> _TEXTE FOURNI_:
◇ ◇ ◇ ◇ ◇ ◇ ◇

« Va aimer ! », Eva Rami, Théâtre La Pépinière, Paris

Va aimer-Eva Ravi

Drôle d’oiseau !

Léna Martinelli
Les Trois Coups

Vous pensiez avoir fait le tour des spectacles post #MeToo ? En effet, voilà encore une pièce sur les violences sexuelles, les tabous familiaux et l’émancipation des femmes… Or, la pétulante Eva Rami libère la parole intime de façon très singulière, drôle et grave à la fois. D’ailleurs, c’est le dernier Molière du meilleur seule en scène. Un spectacle sincère et généreux. Nécessaire parce qu’on en n’a jamais fini avec ces sujets-là !

Tout commence par une mémorable visite en terrain glissant ! Après des débuts grot(esque), les délires entre potes et les dérapages non contrôlés de la famille, on comprend enfin où Eva Rami veut en venir : inceste, harcèlement, sexisme, consentement, résilience…

L’intrigue ? Une grand-mère offre un oiseau à sa petite-fille qui veut ouvrir la cage, mais elle n’y parvient pas. Elsa aimerait en effet le libérer afin qu’il puisse s’envoler et trouver l’amour, sauf que quelque chose l’en empêche. Accompagnée de ses amies, de ses parents et de son thérapeute, la jeune femme replonge alors dans son passé pour comprendre la source de ce blocage. On la suit de l’école primaire jusqu’aux premiers amours, sur un chemin semé d’embûches.

Pluri(elle)

◇ ◇ ◇ ◇ ◇ ◇ ◇

> _DONNÉES ENREGISTRÉES_:
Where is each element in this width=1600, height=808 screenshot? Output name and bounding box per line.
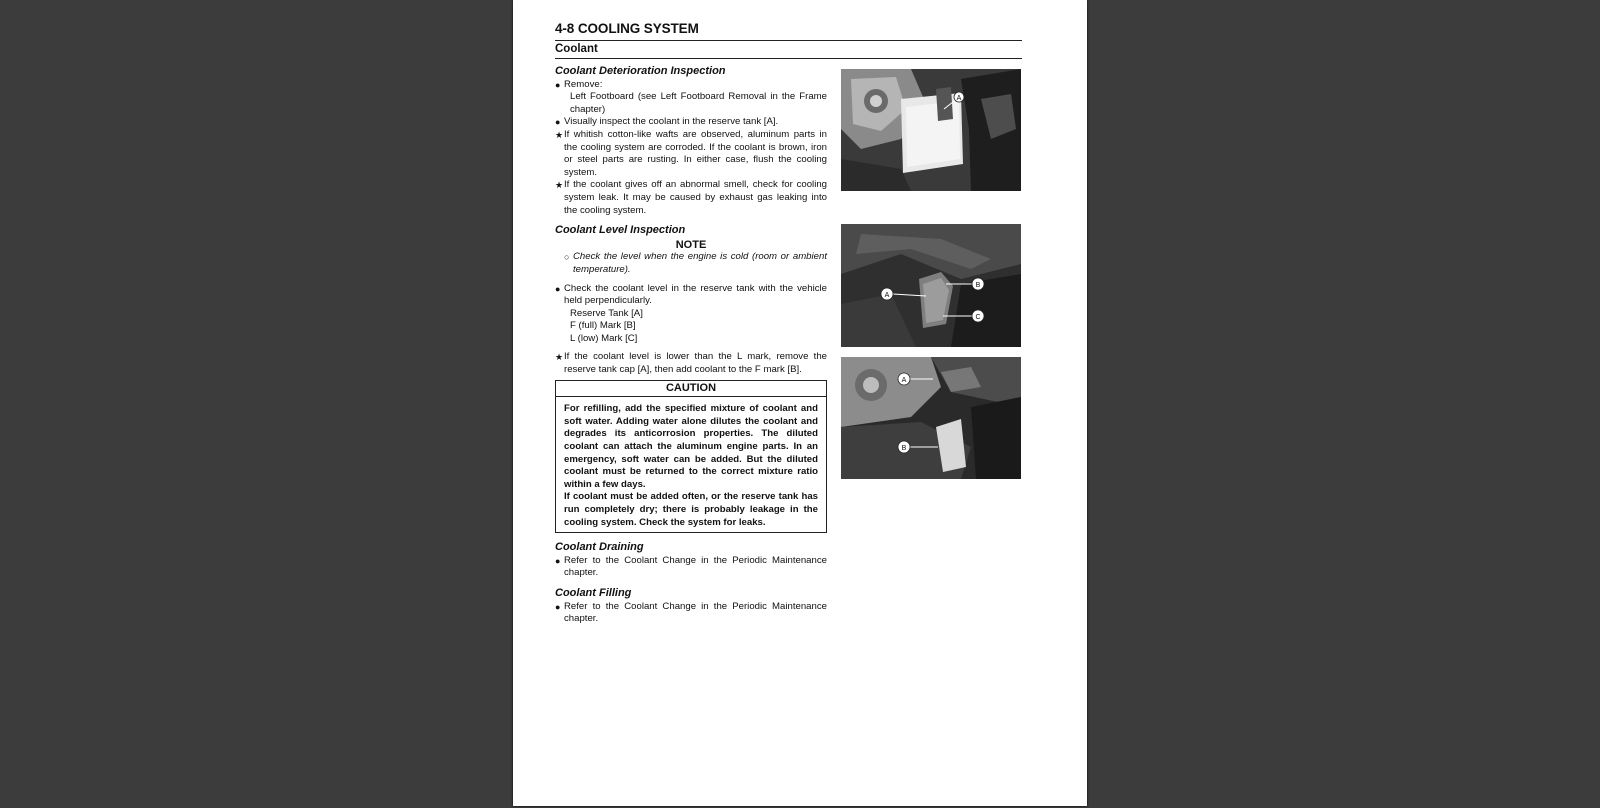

◇ ◇ ◇ ◇ ◇ ◇ ◇

> _TRAVAIL DEMANDÉ_:
a: Résumez plus brièvement le paragraphe de la critique qui commence par « L’intrigue ? Une grand-mère offre un oiseau », en conservant ses faits essentiels.
b: Renvoyez à l’identique le passage de la critique commençant par « Tout commence par » et allant jusqu’à « Pluri(elle) ».
Les lignes forment un matériau indépendant de la critique.

> _CORRIGÉ DE L’EXERCICE_:
a: Une grand-mère offre un oiseau à sa petite-fille, Elsa. Celle-ci voudrait ouvrir la cage pour qu’il s’envole et trouve l’amour, mais quelque chose l’en empêche. Accompagnée de ses amies, de ses parents et de son thérapeute, elle replonge dans son passé, de l’école primaire aux premiers amours, pour comprendre l’origine de ce blocage.

b:
Tout commence par une mémorable visite en terrain glissant ! Après des débuts grot(esque), les délires entre potes et les dérapages non contrôlés de la famille, on comprend enfin où Eva Rami veut en venir : inceste, harcèlement, sexisme, consentement, résilience…

L’intrigue ? Une grand-mère offre un oiseau à sa petite-fille qui veut ouvrir la cage, mais elle n’y parvient pas. Elsa aimerait en effet le libérer afin qu’il puisse s’envoler et trouver l’amour, sauf que quelque chose l’en empêche. Accompagnée de ses amies, de ses parents et de son thérapeute, la jeune femme replonge alors dans son passé pour comprendre la source de ce blocage. On la suit de l’école primaire jusqu’aux premiers amours, sur un chemin semé d’embûches.

Pluri(elle)